(Data items)
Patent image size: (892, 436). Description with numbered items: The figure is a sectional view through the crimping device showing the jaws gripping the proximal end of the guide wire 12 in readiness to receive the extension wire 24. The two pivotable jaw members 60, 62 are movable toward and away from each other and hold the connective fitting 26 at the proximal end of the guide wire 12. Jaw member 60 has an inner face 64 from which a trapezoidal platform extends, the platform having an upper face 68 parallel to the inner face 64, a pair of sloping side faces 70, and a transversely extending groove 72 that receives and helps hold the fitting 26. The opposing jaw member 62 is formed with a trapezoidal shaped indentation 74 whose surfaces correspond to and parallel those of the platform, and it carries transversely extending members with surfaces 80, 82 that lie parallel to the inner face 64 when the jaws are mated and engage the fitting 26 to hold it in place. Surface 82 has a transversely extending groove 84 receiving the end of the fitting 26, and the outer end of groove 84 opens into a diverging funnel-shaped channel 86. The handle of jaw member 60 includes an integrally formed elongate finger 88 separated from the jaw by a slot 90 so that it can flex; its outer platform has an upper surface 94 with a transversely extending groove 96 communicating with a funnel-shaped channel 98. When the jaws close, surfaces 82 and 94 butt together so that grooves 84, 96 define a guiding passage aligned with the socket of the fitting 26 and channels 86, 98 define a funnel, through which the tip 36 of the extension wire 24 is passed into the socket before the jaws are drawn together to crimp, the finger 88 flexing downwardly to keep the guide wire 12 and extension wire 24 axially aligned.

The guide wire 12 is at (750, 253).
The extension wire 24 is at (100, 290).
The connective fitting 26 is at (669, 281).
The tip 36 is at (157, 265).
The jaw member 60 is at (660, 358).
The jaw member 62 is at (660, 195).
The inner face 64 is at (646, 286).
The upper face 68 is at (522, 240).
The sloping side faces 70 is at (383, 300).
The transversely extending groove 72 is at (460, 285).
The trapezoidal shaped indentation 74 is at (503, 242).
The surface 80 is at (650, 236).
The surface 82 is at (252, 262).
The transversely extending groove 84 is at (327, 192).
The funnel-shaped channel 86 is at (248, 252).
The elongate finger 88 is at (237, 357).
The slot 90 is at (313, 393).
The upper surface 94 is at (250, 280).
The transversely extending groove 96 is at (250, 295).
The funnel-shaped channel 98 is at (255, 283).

- Aim of the exercise
Format the data above as a numbered list, leaving out any blank lines.

- The result
1. Patent image size: (892, 436). Description with numbered items: The figure is a sectional view through the crimping device showing the jaws gripping the proximal end of the guide wire 12 in readiness to receive the extension wire 24. The two pivotable jaw members 60, 62 are movable toward and away from each other and hold the connective fitting 26 at the proximal end of the guide wire 12. Jaw member 60 has an inner face 64 from which a trapezoidal platform extends, the platform having an upper face 68 parallel to the inner face 64, a pair of sloping side faces 70, and a transversely extending groove 72 that receives and helps hold the fitting 26. The opposing jaw member 62 is formed with a trapezoidal shaped indentation 74 whose surfaces correspond to and parallel those of the platform, and it carries transversely extending members with surfaces 80, 82 that lie parallel to the inner face 64 when the jaws are mated and engage the fitting 26 to hold it in place. Surface 82 has a transversely extending groove 84 receiving the end of the fitting 26, and the outer end of groove 84 opens into a diverging funnel-shaped channel 86. The handle of jaw member 60 includes an integrally formed elongate finger 88 separated from the jaw by a slot 90 so that it can flex; its outer platform has an upper surface 94 with a transversely extending groove 96 communicating with a funnel-shaped channel 98. When the jaws close, surfaces 82 and 94 butt together so that grooves 84, 96 define a guiding passage aligned with the socket of the fitting 26 and channels 86, 98 define a funnel, through which the tip 36 of the extension wire 24 is passed into the socket before the jaws are drawn together to crimp, the finger 88 flexing downwardly to keep the guide wire 12 and extension wire 24 axially aligned.
2. The guide wire 12 is at (750, 253).
3. The extension wire 24 is at (100, 290).
4. The connective fitting 26 is at (669, 281).
5. The tip 36 is at (157, 265).
6. The jaw member 60 is at (660, 358).
7. The jaw member 62 is at (660, 195).
8. The inner face 64 is at (646, 286).
9. The upper face 68 is at (522, 240).
10. The sloping side faces 70 is at (383, 300).
11. The transversely extending groove 72 is at (460, 285).
12. The trapezoidal shaped indentation 74 is at (503, 242).
13. The surface 80 is at (650, 236).
14. The surface 82 is at (252, 262).
15. The transversely extending groove 84 is at (327, 192).
16. The funnel-shaped channel 86 is at (248, 252).
17. The elongate finger 88 is at (237, 357).
18. The slot 90 is at (313, 393).
19. The upper surface 94 is at (250, 280).
20. The transversely extending groove 96 is at (250, 295).
21. The funnel-shaped channel 98 is at (255, 283).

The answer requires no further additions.